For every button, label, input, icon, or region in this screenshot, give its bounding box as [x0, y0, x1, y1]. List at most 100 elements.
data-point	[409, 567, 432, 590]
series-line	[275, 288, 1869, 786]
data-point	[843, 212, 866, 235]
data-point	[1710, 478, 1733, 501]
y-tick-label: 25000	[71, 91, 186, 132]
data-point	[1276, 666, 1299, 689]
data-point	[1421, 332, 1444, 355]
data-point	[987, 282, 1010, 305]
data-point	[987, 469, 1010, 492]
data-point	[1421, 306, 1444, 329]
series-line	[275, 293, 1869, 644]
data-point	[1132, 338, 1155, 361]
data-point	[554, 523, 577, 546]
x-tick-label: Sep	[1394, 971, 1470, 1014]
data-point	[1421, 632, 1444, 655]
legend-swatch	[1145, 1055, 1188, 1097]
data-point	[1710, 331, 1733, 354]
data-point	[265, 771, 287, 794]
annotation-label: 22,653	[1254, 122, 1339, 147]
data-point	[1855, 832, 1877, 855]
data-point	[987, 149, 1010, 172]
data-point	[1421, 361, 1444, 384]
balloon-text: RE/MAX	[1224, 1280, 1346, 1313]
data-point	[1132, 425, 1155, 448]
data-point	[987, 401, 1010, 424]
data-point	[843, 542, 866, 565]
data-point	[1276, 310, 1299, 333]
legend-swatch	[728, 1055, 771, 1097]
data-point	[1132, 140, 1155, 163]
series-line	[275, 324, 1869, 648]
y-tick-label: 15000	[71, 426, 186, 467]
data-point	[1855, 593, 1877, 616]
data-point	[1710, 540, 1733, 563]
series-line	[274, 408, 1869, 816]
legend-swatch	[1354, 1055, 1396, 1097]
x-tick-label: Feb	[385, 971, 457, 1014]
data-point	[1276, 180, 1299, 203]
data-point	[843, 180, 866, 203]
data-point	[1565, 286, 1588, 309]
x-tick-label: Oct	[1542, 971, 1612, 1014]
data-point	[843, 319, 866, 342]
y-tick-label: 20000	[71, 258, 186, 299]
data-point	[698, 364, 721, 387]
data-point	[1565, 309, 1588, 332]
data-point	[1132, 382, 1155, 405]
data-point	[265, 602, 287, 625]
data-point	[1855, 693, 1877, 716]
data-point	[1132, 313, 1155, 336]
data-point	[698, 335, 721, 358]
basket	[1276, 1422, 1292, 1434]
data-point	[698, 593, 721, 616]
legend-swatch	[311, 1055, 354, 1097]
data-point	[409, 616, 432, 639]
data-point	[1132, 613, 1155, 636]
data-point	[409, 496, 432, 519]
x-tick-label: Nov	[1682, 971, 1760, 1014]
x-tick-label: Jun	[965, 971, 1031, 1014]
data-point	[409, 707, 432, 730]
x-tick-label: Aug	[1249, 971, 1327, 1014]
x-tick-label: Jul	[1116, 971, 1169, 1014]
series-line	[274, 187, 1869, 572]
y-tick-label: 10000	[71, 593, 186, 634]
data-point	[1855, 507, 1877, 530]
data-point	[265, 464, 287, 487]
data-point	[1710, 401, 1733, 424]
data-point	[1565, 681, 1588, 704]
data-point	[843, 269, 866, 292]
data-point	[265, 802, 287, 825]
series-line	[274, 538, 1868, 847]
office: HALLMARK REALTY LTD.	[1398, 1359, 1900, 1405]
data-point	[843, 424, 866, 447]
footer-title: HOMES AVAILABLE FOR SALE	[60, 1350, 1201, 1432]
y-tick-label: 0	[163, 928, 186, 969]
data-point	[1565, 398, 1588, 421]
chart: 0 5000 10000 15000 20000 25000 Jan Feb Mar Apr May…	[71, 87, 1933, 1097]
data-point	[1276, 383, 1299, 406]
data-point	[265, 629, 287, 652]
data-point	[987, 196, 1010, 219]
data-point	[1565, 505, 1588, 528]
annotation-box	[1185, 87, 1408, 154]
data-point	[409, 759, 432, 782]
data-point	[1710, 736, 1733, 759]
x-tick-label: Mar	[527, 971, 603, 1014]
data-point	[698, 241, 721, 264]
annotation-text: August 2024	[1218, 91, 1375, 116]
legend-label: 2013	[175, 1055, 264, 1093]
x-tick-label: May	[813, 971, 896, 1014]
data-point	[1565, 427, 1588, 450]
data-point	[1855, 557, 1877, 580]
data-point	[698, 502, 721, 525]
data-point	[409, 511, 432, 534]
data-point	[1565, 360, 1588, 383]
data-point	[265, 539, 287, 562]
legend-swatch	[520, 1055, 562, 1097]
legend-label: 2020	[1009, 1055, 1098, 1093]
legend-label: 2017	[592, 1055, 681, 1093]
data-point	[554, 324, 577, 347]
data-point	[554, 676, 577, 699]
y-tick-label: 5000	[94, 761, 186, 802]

────────────────────

Given request:
Copy all of the rows above without changing anything, in the same order.

Final result:
For every button, label, input, icon, or region in this screenshot, give its bounding box as [x0, y0, x1, y1]. List at most 100 elements.
data-point	[409, 567, 432, 590]
series-line	[275, 288, 1869, 786]
data-point	[843, 212, 866, 235]
data-point	[1710, 478, 1733, 501]
y-tick-label: 25000	[71, 91, 186, 132]
data-point	[1276, 666, 1299, 689]
data-point	[1421, 332, 1444, 355]
data-point	[987, 282, 1010, 305]
data-point	[987, 469, 1010, 492]
data-point	[1421, 306, 1444, 329]
series-line	[275, 293, 1869, 644]
data-point	[1132, 338, 1155, 361]
data-point	[554, 523, 577, 546]
x-tick-label: Sep	[1394, 971, 1470, 1014]
data-point	[1421, 632, 1444, 655]
legend-swatch	[1145, 1055, 1188, 1097]
data-point	[1710, 331, 1733, 354]
data-point	[265, 771, 287, 794]
annotation-label: 22,653	[1254, 122, 1339, 147]
data-point	[1855, 832, 1877, 855]
data-point	[987, 149, 1010, 172]
data-point	[1421, 361, 1444, 384]
balloon-text: RE/MAX	[1224, 1280, 1346, 1313]
data-point	[1132, 425, 1155, 448]
data-point	[987, 401, 1010, 424]
data-point	[843, 542, 866, 565]
data-point	[1276, 310, 1299, 333]
legend-swatch	[728, 1055, 771, 1097]
data-point	[1132, 140, 1155, 163]
series-line	[275, 324, 1869, 648]
y-tick-label: 15000	[71, 426, 186, 467]
data-point	[1855, 593, 1877, 616]
data-point	[1710, 540, 1733, 563]
series-line	[274, 408, 1869, 816]
legend-swatch	[1354, 1055, 1396, 1097]
x-tick-label: Feb	[385, 971, 457, 1014]
data-point	[1276, 180, 1299, 203]
data-point	[843, 180, 866, 203]
data-point	[1565, 286, 1588, 309]
x-tick-label: Oct	[1542, 971, 1612, 1014]
data-point	[843, 319, 866, 342]
y-tick-label: 20000	[71, 258, 186, 299]
data-point	[698, 364, 721, 387]
data-point	[1565, 309, 1588, 332]
data-point	[1132, 382, 1155, 405]
data-point	[265, 602, 287, 625]
data-point	[1855, 693, 1877, 716]
data-point	[1132, 313, 1155, 336]
data-point	[698, 335, 721, 358]
basket	[1276, 1422, 1292, 1434]
data-point	[698, 593, 721, 616]
legend-swatch	[311, 1055, 354, 1097]
data-point	[409, 616, 432, 639]
data-point	[1132, 613, 1155, 636]
data-point	[409, 496, 432, 519]
x-tick-label: Nov	[1682, 971, 1760, 1014]
x-tick-label: Jun	[965, 971, 1031, 1014]
data-point	[409, 707, 432, 730]
x-tick-label: Aug	[1249, 971, 1327, 1014]
x-tick-label: Jul	[1116, 971, 1169, 1014]
series-line	[274, 187, 1869, 572]
y-tick-label: 10000	[71, 593, 186, 634]
data-point	[1855, 507, 1877, 530]
data-point	[265, 464, 287, 487]
data-point	[1710, 401, 1733, 424]
data-point	[1565, 681, 1588, 704]
data-point	[843, 269, 866, 292]
data-point	[265, 802, 287, 825]
series-line	[274, 538, 1868, 847]
office: HALLMARK REALTY LTD.	[1398, 1359, 1900, 1405]
data-point	[843, 424, 866, 447]
footer-title: HOMES AVAILABLE FOR SALE	[60, 1350, 1201, 1432]
y-tick-label: 0	[163, 928, 186, 969]
data-point	[1565, 398, 1588, 421]
chart: 0 5000 10000 15000 20000 25000 Jan Feb Mar Apr May…	[71, 87, 1933, 1097]
data-point	[1276, 383, 1299, 406]
data-point	[265, 629, 287, 652]
data-point	[987, 196, 1010, 219]
data-point	[1565, 505, 1588, 528]
annotation-box	[1185, 87, 1408, 154]
data-point	[409, 759, 432, 782]
data-point	[1710, 736, 1733, 759]
x-tick-label: Mar	[527, 971, 603, 1014]
data-point	[698, 241, 721, 264]
annotation-text: August 2024	[1218, 91, 1375, 116]
legend-label: 2013	[175, 1055, 264, 1093]
x-tick-label: May	[813, 971, 896, 1014]
data-point	[1565, 427, 1588, 450]
data-point	[1855, 557, 1877, 580]
data-point	[698, 502, 721, 525]
data-point	[409, 511, 432, 534]
data-point	[1565, 360, 1588, 383]
data-point	[265, 539, 287, 562]
legend-swatch	[520, 1055, 562, 1097]
legend-label: 2020	[1009, 1055, 1098, 1093]
legend-label: 2017	[592, 1055, 681, 1093]
data-point	[554, 324, 577, 347]
data-point	[554, 676, 577, 699]
y-tick-label: 5000	[94, 761, 186, 802]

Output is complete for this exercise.